(Records from a data collection)

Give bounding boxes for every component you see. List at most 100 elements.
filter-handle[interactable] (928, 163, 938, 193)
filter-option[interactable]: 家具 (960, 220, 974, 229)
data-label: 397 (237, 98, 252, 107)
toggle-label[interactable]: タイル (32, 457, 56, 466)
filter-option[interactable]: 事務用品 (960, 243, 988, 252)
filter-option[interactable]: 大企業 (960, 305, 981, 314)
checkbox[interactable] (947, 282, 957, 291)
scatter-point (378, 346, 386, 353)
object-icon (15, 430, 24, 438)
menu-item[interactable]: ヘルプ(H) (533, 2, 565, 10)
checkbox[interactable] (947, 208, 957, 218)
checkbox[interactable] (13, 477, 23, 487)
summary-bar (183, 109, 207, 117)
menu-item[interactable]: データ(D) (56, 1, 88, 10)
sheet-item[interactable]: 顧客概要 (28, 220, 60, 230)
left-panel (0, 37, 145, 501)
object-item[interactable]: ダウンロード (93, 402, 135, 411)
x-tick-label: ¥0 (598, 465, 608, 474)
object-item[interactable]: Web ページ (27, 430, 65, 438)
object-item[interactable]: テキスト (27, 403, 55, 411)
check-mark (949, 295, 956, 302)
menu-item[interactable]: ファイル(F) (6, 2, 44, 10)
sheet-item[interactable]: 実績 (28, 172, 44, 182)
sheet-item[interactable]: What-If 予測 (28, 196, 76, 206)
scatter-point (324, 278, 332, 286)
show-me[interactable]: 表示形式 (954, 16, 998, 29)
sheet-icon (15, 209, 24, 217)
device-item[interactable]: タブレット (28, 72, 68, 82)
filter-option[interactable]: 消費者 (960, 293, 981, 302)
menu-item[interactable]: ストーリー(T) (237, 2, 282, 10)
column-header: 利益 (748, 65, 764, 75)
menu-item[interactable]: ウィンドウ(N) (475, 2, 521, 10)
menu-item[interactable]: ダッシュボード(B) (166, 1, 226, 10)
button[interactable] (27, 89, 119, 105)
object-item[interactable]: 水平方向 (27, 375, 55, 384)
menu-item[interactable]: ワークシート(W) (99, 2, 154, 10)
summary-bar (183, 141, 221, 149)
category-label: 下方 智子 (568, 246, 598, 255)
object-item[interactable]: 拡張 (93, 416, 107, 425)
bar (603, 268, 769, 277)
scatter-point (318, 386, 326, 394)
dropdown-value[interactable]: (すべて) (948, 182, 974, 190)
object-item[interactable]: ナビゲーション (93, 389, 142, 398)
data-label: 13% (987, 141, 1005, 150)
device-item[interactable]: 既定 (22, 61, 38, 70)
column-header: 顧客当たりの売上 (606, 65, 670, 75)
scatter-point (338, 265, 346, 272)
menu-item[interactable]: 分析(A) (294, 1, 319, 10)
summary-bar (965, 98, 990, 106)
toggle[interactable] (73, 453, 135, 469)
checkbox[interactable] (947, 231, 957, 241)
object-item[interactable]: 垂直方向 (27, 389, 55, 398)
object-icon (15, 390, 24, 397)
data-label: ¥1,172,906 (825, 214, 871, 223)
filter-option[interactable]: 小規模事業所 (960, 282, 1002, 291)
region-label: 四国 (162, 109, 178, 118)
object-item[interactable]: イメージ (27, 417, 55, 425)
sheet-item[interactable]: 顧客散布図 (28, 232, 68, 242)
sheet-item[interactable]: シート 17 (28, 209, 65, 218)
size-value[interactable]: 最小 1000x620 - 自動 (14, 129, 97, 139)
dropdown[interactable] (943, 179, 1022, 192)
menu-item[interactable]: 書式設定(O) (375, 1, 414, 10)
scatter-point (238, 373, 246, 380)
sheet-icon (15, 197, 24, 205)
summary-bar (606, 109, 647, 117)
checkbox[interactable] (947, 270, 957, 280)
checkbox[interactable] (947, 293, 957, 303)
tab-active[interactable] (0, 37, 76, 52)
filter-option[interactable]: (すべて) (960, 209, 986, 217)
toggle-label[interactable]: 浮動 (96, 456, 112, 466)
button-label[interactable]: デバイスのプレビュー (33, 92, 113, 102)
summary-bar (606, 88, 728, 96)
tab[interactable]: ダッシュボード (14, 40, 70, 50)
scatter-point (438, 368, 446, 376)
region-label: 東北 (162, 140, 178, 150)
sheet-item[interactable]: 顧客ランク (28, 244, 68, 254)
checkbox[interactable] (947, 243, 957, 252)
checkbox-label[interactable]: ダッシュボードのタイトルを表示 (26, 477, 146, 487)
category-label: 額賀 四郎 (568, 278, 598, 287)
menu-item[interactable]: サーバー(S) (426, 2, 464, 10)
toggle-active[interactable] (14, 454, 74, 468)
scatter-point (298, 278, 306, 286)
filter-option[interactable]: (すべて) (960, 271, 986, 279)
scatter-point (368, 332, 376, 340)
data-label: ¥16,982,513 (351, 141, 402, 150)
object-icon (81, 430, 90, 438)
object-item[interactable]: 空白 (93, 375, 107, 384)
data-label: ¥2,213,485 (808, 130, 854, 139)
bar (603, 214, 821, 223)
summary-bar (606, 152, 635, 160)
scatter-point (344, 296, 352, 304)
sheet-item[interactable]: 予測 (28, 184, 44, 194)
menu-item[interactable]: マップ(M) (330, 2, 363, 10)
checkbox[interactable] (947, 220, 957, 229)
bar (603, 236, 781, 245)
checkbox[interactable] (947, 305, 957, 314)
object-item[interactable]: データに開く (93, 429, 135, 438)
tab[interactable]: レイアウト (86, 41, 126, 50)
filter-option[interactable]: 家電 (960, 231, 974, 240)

Short task: Repeat every line of the listing above word for word.

Answer for this exercise:
Give bounding boxes for every component you see. List at most 100 elements.
filter-handle[interactable] (928, 163, 938, 193)
filter-option[interactable]: 家具 (960, 220, 974, 229)
data-label: 397 (237, 98, 252, 107)
toggle-label[interactable]: タイル (32, 457, 56, 466)
filter-option[interactable]: 事務用品 (960, 243, 988, 252)
filter-option[interactable]: 大企業 (960, 305, 981, 314)
checkbox[interactable] (947, 282, 957, 291)
scatter-point (378, 346, 386, 353)
object-icon (15, 430, 24, 438)
menu-item[interactable]: ヘルプ(H) (533, 2, 565, 10)
checkbox[interactable] (947, 208, 957, 218)
checkbox[interactable] (13, 477, 23, 487)
summary-bar (183, 109, 207, 117)
menu-item[interactable]: データ(D) (56, 1, 88, 10)
sheet-item[interactable]: 顧客概要 (28, 220, 60, 230)
left-panel (0, 37, 145, 501)
object-item[interactable]: ダウンロード (93, 402, 135, 411)
x-tick-label: ¥0 (598, 465, 608, 474)
object-item[interactable]: Web ページ (27, 430, 65, 438)
object-item[interactable]: テキスト (27, 403, 55, 411)
check-mark (949, 295, 956, 302)
menu-item[interactable]: ファイル(F) (6, 2, 44, 10)
sheet-item[interactable]: 実績 (28, 172, 44, 182)
sheet-item[interactable]: What-If 予測 (28, 196, 76, 206)
scatter-point (324, 278, 332, 286)
show-me[interactable]: 表示形式 (954, 16, 998, 29)
sheet-icon (15, 209, 24, 217)
device-item[interactable]: タブレット (28, 72, 68, 82)
filter-option[interactable]: 消費者 (960, 293, 981, 302)
menu-item[interactable]: ストーリー(T) (237, 2, 282, 10)
column-header: 利益 (748, 65, 764, 75)
menu-item[interactable]: ウィンドウ(N) (475, 2, 521, 10)
menu-item[interactable]: ダッシュボード(B) (166, 1, 226, 10)
button[interactable] (27, 89, 119, 105)
object-item[interactable]: 水平方向 (27, 375, 55, 384)
menu-item[interactable]: ワークシート(W) (99, 2, 154, 10)
summary-bar (183, 141, 221, 149)
category-label: 下方 智子 (568, 246, 598, 255)
object-item[interactable]: 拡張 (93, 416, 107, 425)
bar (603, 268, 769, 277)
scatter-point (318, 386, 326, 394)
dropdown-value[interactable]: (すべて) (948, 182, 974, 190)
object-item[interactable]: ナビゲーション (93, 389, 142, 398)
data-label: 13% (987, 141, 1005, 150)
device-item[interactable]: 既定 (22, 61, 38, 70)
column-header: 顧客当たりの売上 (606, 65, 670, 75)
scatter-point (338, 265, 346, 272)
menu-item[interactable]: 分析(A) (294, 1, 319, 10)
summary-bar (965, 98, 990, 106)
toggle[interactable] (73, 453, 135, 469)
checkbox[interactable] (947, 231, 957, 241)
object-item[interactable]: 垂直方向 (27, 389, 55, 398)
object-icon (15, 390, 24, 397)
data-label: ¥1,172,906 (825, 214, 871, 223)
filter-option[interactable]: 小規模事業所 (960, 282, 1002, 291)
region-label: 四国 (162, 109, 178, 118)
object-item[interactable]: イメージ (27, 417, 55, 425)
sheet-item[interactable]: 顧客散布図 (28, 232, 68, 242)
sheet-item[interactable]: シート 17 (28, 209, 65, 218)
size-value[interactable]: 最小 1000x620 - 自動 (14, 129, 97, 139)
dropdown[interactable] (943, 179, 1022, 192)
menu-item[interactable]: 書式設定(O) (375, 1, 414, 10)
scatter-point (238, 373, 246, 380)
sheet-icon (15, 197, 24, 205)
summary-bar (606, 109, 647, 117)
checkbox[interactable] (947, 270, 957, 280)
checkbox[interactable] (947, 293, 957, 303)
tab-active[interactable] (0, 37, 76, 52)
filter-option[interactable]: (すべて) (960, 209, 986, 217)
toggle-label[interactable]: 浮動 (96, 456, 112, 466)
button-label[interactable]: デバイスのプレビュー (33, 92, 113, 102)
summary-bar (606, 88, 728, 96)
tab[interactable]: ダッシュボード (14, 40, 70, 50)
scatter-point (438, 368, 446, 376)
region-label: 東北 (162, 140, 178, 150)
sheet-item[interactable]: 顧客ランク (28, 244, 68, 254)
checkbox[interactable] (947, 243, 957, 252)
checkbox-label[interactable]: ダッシュボードのタイトルを表示 (26, 477, 146, 487)
category-label: 額賀 四郎 (568, 278, 598, 287)
menu-item[interactable]: サーバー(S) (426, 2, 464, 10)
toggle-active[interactable] (14, 454, 74, 468)
scatter-point (298, 278, 306, 286)
filter-option[interactable]: (すべて) (960, 271, 986, 279)
scatter-point (368, 332, 376, 340)
data-label: ¥16,982,513 (351, 141, 402, 150)
object-icon (81, 430, 90, 438)
object-item[interactable]: 空白 (93, 375, 107, 384)
data-label: ¥2,213,485 (808, 130, 854, 139)
bar (603, 214, 821, 223)
summary-bar (606, 152, 635, 160)
scatter-point (344, 296, 352, 304)
sheet-item[interactable]: 予測 (28, 184, 44, 194)
menu-item[interactable]: マップ(M) (330, 2, 363, 10)
checkbox[interactable] (947, 220, 957, 229)
bar (603, 236, 781, 245)
checkbox[interactable] (947, 305, 957, 314)
object-item[interactable]: データに開く (93, 429, 135, 438)
tab[interactable]: レイアウト (86, 41, 126, 50)
filter-option[interactable]: 家電 (960, 231, 974, 240)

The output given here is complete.